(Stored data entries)
-=-=-

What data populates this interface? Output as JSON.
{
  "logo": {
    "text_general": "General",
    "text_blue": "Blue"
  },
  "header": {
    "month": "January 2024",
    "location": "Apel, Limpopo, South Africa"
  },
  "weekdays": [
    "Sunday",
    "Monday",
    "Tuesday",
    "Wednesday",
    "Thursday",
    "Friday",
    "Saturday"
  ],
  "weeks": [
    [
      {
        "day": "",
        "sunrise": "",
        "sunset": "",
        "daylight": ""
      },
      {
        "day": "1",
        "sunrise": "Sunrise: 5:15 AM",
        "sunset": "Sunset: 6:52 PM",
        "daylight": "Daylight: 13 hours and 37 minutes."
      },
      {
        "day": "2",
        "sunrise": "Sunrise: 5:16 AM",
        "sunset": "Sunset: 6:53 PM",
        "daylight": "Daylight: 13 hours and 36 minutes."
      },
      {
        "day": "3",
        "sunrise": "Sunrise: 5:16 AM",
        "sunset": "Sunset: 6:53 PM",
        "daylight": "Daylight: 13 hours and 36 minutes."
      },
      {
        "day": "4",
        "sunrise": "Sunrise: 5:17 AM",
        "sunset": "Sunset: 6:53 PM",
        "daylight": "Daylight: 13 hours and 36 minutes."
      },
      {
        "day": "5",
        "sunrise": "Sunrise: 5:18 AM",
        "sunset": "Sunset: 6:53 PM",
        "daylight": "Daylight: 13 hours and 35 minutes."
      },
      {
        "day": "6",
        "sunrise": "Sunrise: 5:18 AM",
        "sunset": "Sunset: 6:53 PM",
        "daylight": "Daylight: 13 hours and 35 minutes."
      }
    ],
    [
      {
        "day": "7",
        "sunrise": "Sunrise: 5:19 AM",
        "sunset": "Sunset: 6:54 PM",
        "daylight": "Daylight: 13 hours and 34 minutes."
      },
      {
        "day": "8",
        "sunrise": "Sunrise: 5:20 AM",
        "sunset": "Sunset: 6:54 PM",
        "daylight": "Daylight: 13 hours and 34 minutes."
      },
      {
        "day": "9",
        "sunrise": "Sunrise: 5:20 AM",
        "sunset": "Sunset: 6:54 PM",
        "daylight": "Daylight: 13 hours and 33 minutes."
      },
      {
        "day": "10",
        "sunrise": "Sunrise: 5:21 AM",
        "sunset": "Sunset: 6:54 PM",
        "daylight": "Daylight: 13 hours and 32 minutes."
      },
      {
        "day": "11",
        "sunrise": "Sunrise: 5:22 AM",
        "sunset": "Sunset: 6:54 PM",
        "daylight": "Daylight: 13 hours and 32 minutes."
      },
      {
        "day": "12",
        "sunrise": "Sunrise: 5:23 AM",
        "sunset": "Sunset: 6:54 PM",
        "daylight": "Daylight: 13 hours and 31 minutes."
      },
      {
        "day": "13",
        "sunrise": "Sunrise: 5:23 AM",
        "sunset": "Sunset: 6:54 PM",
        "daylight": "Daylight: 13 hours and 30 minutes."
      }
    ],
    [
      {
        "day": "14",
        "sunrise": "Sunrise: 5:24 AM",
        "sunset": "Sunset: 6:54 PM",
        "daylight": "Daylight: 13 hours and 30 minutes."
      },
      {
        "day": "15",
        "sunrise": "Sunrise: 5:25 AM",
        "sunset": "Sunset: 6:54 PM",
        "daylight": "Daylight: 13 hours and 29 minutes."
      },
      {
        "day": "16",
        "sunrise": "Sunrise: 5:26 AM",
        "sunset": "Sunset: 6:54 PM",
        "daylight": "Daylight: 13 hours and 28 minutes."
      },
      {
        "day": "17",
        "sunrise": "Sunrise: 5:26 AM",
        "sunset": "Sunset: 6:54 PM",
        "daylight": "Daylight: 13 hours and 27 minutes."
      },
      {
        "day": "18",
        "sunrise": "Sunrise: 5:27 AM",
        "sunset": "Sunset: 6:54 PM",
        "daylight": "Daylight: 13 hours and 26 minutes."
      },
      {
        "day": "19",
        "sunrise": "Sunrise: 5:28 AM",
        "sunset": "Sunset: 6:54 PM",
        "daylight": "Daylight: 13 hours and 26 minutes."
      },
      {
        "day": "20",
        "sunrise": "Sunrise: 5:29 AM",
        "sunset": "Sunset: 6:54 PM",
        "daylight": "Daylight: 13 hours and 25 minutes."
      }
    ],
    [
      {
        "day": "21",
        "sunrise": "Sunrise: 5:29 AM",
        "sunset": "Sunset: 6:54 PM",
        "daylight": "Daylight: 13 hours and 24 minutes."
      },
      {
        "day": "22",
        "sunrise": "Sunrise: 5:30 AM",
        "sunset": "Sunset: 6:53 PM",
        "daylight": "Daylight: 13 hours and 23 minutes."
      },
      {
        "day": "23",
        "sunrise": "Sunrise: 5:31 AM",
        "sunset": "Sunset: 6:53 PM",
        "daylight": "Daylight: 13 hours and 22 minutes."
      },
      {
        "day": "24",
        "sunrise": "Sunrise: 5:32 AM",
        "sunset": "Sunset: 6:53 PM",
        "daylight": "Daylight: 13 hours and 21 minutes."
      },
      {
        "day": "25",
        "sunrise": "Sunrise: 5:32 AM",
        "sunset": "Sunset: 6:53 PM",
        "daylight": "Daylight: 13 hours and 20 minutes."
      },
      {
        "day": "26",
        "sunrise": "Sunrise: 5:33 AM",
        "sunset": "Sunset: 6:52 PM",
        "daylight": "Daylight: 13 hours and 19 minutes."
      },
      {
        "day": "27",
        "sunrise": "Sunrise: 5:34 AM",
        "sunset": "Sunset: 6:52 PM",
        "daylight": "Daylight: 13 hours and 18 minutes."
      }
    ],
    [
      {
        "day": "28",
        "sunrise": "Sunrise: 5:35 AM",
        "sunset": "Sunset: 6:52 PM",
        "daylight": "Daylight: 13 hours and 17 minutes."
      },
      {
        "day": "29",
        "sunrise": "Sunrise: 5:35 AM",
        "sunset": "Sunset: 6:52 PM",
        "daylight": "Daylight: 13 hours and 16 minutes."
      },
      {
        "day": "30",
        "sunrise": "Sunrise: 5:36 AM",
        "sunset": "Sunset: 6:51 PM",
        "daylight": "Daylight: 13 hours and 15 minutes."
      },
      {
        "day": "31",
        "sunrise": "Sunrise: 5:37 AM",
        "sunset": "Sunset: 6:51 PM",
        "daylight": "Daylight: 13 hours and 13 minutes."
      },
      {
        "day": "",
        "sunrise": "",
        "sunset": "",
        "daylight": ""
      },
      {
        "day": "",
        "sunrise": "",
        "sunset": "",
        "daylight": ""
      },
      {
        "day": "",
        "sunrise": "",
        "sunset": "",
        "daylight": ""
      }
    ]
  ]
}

-=-=-

● **Task statement**
Reproduce every line of the data verbatim.

● **Reply**
What data populates this interface? Output as JSON.
{
  "logo": {
    "text_general": "General",
    "text_blue": "Blue"
  },
  "header": {
    "month": "January 2024",
    "location": "Apel, Limpopo, South Africa"
  },
  "weekdays": [
    "Sunday",
    "Monday",
    "Tuesday",
    "Wednesday",
    "Thursday",
    "Friday",
    "Saturday"
  ],
  "weeks": [
    [
      {
        "day": "",
        "sunrise": "",
        "sunset": "",
        "daylight": ""
      },
      {
        "day": "1",
        "sunrise": "Sunrise: 5:15 AM",
        "sunset": "Sunset: 6:52 PM",
        "daylight": "Daylight: 13 hours and 37 minutes."
      },
      {
        "day": "2",
        "sunrise": "Sunrise: 5:16 AM",
        "sunset": "Sunset: 6:53 PM",
        "daylight": "Daylight: 13 hours and 36 minutes."
      },
      {
        "day": "3",
        "sunrise": "Sunrise: 5:16 AM",
        "sunset": "Sunset: 6:53 PM",
        "daylight": "Daylight: 13 hours and 36 minutes."
      },
      {
        "day": "4",
        "sunrise": "Sunrise: 5:17 AM",
        "sunset": "Sunset: 6:53 PM",
        "daylight": "Daylight: 13 hours and 36 minutes."
      },
      {
        "day": "5",
        "sunrise": "Sunrise: 5:18 AM",
        "sunset": "Sunset: 6:53 PM",
        "daylight": "Daylight: 13 hours and 35 minutes."
      },
      {
        "day": "6",
        "sunrise": "Sunrise: 5:18 AM",
        "sunset": "Sunset: 6:53 PM",
        "daylight": "Daylight: 13 hours and 35 minutes."
      }
    ],
    [
      {
        "day": "7",
        "sunrise": "Sunrise: 5:19 AM",
        "sunset": "Sunset: 6:54 PM",
        "daylight": "Daylight: 13 hours and 34 minutes."
      },
      {
        "day": "8",
        "sunrise": "Sunrise: 5:20 AM",
        "sunset": "Sunset: 6:54 PM",
        "daylight": "Daylight: 13 hours and 34 minutes."
      },
      {
        "day": "9",
        "sunrise": "Sunrise: 5:20 AM",
        "sunset": "Sunset: 6:54 PM",
        "daylight": "Daylight: 13 hours and 33 minutes."
      },
      {
        "day": "10",
        "sunrise": "Sunrise: 5:21 AM",
        "sunset": "Sunset: 6:54 PM",
        "daylight": "Daylight: 13 hours and 32 minutes."
      },
      {
        "day": "11",
        "sunrise": "Sunrise: 5:22 AM",
        "sunset": "Sunset: 6:54 PM",
        "daylight": "Daylight: 13 hours and 32 minutes."
      },
      {
        "day": "12",
        "sunrise": "Sunrise: 5:23 AM",
        "sunset": "Sunset: 6:54 PM",
        "daylight": "Daylight: 13 hours and 31 minutes."
      },
      {
        "day": "13",
        "sunrise": "Sunrise: 5:23 AM",
        "sunset": "Sunset: 6:54 PM",
        "daylight": "Daylight: 13 hours and 30 minutes."
      }
    ],
    [
      {
        "day": "14",
        "sunrise": "Sunrise: 5:24 AM",
        "sunset": "Sunset: 6:54 PM",
        "daylight": "Daylight: 13 hours and 30 minutes."
      },
      {
        "day": "15",
        "sunrise": "Sunrise: 5:25 AM",
        "sunset": "Sunset: 6:54 PM",
        "daylight": "Daylight: 13 hours and 29 minutes."
      },
      {
        "day": "16",
        "sunrise": "Sunrise: 5:26 AM",
        "sunset": "Sunset: 6:54 PM",
        "daylight": "Daylight: 13 hours and 28 minutes."
      },
      {
        "day": "17",
        "sunrise": "Sunrise: 5:26 AM",
        "sunset": "Sunset: 6:54 PM",
        "daylight": "Daylight: 13 hours and 27 minutes."
      },
      {
        "day": "18",
        "sunrise": "Sunrise: 5:27 AM",
        "sunset": "Sunset: 6:54 PM",
        "daylight": "Daylight: 13 hours and 26 minutes."
      },
      {
        "day": "19",
        "sunrise": "Sunrise: 5:28 AM",
        "sunset": "Sunset: 6:54 PM",
        "daylight": "Daylight: 13 hours and 26 minutes."
      },
      {
        "day": "20",
        "sunrise": "Sunrise: 5:29 AM",
        "sunset": "Sunset: 6:54 PM",
        "daylight": "Daylight: 13 hours and 25 minutes."
      }
    ],
    [
      {
        "day": "21",
        "sunrise": "Sunrise: 5:29 AM",
        "sunset": "Sunset: 6:54 PM",
        "daylight": "Daylight: 13 hours and 24 minutes."
      },
      {
        "day": "22",
        "sunrise": "Sunrise: 5:30 AM",
        "sunset": "Sunset: 6:53 PM",
        "daylight": "Daylight: 13 hours and 23 minutes."
      },
      {
        "day": "23",
        "sunrise": "Sunrise: 5:31 AM",
        "sunset": "Sunset: 6:53 PM",
        "daylight": "Daylight: 13 hours and 22 minutes."
      },
      {
        "day": "24",
        "sunrise": "Sunrise: 5:32 AM",
        "sunset": "Sunset: 6:53 PM",
        "daylight": "Daylight: 13 hours and 21 minutes."
      },
      {
        "day": "25",
        "sunrise": "Sunrise: 5:32 AM",
        "sunset": "Sunset: 6:53 PM",
        "daylight": "Daylight: 13 hours and 20 minutes."
      },
      {
        "day": "26",
        "sunrise": "Sunrise: 5:33 AM",
        "sunset": "Sunset: 6:52 PM",
        "daylight": "Daylight: 13 hours and 19 minutes."
      },
      {
        "day": "27",
        "sunrise": "Sunrise: 5:34 AM",
        "sunset": "Sunset: 6:52 PM",
        "daylight": "Daylight: 13 hours and 18 minutes."
      }
    ],
    [
      {
        "day": "28",
        "sunrise": "Sunrise: 5:35 AM",
        "sunset": "Sunset: 6:52 PM",
        "daylight": "Daylight: 13 hours and 17 minutes."
      },
      {
        "day": "29",
        "sunrise": "Sunrise: 5:35 AM",
        "sunset": "Sunset: 6:52 PM",
        "daylight": "Daylight: 13 hours and 16 minutes."
      },
      {
        "day": "30",
        "sunrise": "Sunrise: 5:36 AM",
        "sunset": "Sunset: 6:51 PM",
        "daylight": "Daylight: 13 hours and 15 minutes."
      },
      {
        "day": "31",
        "sunrise": "Sunrise: 5:37 AM",
        "sunset": "Sunset: 6:51 PM",
        "daylight": "Daylight: 13 hours and 13 minutes."
      },
      {
        "day": "",
        "sunrise": "",
        "sunset": "",
        "daylight": ""
      },
      {
        "day": "",
        "sunrise": "",
        "sunset": "",
        "daylight": ""
      },
      {
        "day": "",
        "sunrise": "",
        "sunset": "",
        "daylight": ""
      }
    ]
  ]
}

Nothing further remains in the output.